** BEGIN **

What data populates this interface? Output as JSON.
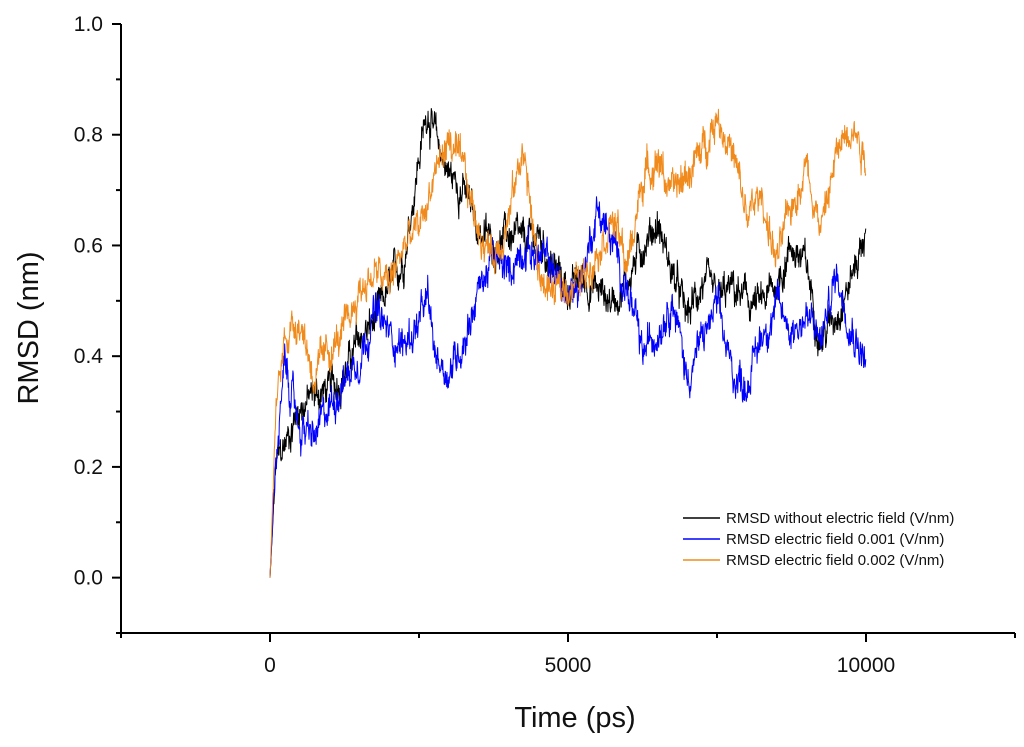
{
  "chart_data": {
    "type": "line",
    "title": "",
    "xlabel": "Time (ps)",
    "ylabel": "RMSD (nm)",
    "xlim": [
      -2500,
      12500
    ],
    "ylim": [
      -0.1,
      1.0
    ],
    "x_ticks": [
      0,
      5000,
      10000
    ],
    "x_tick_labels": [
      "0",
      "5000",
      "10000"
    ],
    "y_ticks": [
      0.0,
      0.2,
      0.4,
      0.6,
      0.8,
      1.0
    ],
    "y_tick_labels": [
      "0.0",
      "0.2",
      "0.4",
      "0.6",
      "0.8",
      "1.0"
    ],
    "grid": false,
    "legend_position": "bottom-right",
    "x": [
      0,
      100,
      250,
      500,
      750,
      1000,
      1250,
      1500,
      1750,
      2000,
      2250,
      2500,
      2650,
      2750,
      3000,
      3250,
      3500,
      3750,
      4000,
      4250,
      4500,
      4750,
      5000,
      5250,
      5500,
      5750,
      6000,
      6250,
      6500,
      6750,
      7000,
      7250,
      7500,
      7750,
      8000,
      8250,
      8500,
      8750,
      9000,
      9250,
      9500,
      9750,
      10000
    ],
    "series": [
      {
        "name": "RMSD without electric field (V/nm)",
        "color": "#000000",
        "values": [
          0.0,
          0.2,
          0.24,
          0.31,
          0.33,
          0.34,
          0.37,
          0.43,
          0.46,
          0.52,
          0.58,
          0.76,
          0.85,
          0.8,
          0.73,
          0.7,
          0.63,
          0.6,
          0.62,
          0.6,
          0.62,
          0.56,
          0.52,
          0.54,
          0.52,
          0.5,
          0.54,
          0.6,
          0.64,
          0.55,
          0.47,
          0.53,
          0.5,
          0.52,
          0.5,
          0.49,
          0.53,
          0.6,
          0.56,
          0.43,
          0.48,
          0.54,
          0.63
        ]
      },
      {
        "name": "RMSD electric field 0.001 (V/nm)",
        "color": "#0000ff",
        "values": [
          0.0,
          0.22,
          0.38,
          0.27,
          0.25,
          0.31,
          0.36,
          0.4,
          0.48,
          0.44,
          0.42,
          0.46,
          0.5,
          0.41,
          0.37,
          0.43,
          0.52,
          0.58,
          0.55,
          0.6,
          0.58,
          0.56,
          0.5,
          0.55,
          0.67,
          0.6,
          0.52,
          0.4,
          0.45,
          0.51,
          0.36,
          0.43,
          0.49,
          0.37,
          0.35,
          0.44,
          0.49,
          0.45,
          0.47,
          0.43,
          0.55,
          0.46,
          0.39
        ]
      },
      {
        "name": "RMSD electric field 0.002 (V/nm)",
        "color": "#f08a1c",
        "values": [
          0.0,
          0.3,
          0.44,
          0.47,
          0.36,
          0.41,
          0.44,
          0.52,
          0.55,
          0.53,
          0.6,
          0.63,
          0.68,
          0.73,
          0.79,
          0.73,
          0.63,
          0.58,
          0.65,
          0.78,
          0.55,
          0.51,
          0.53,
          0.54,
          0.6,
          0.65,
          0.56,
          0.72,
          0.76,
          0.69,
          0.73,
          0.77,
          0.84,
          0.77,
          0.65,
          0.69,
          0.57,
          0.67,
          0.75,
          0.63,
          0.76,
          0.83,
          0.76
        ]
      }
    ]
  }
}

** END **

** Exercise instructions **
List all lines from the entries that include the word "RMSD".

** Exercise response **
    "ylabel": "RMSD (nm)",
        "name": "RMSD without electric field (V/nm)",
        "name": "RMSD electric field 0.001 (V/nm)",
        "name": "RMSD electric field 0.002 (V/nm)",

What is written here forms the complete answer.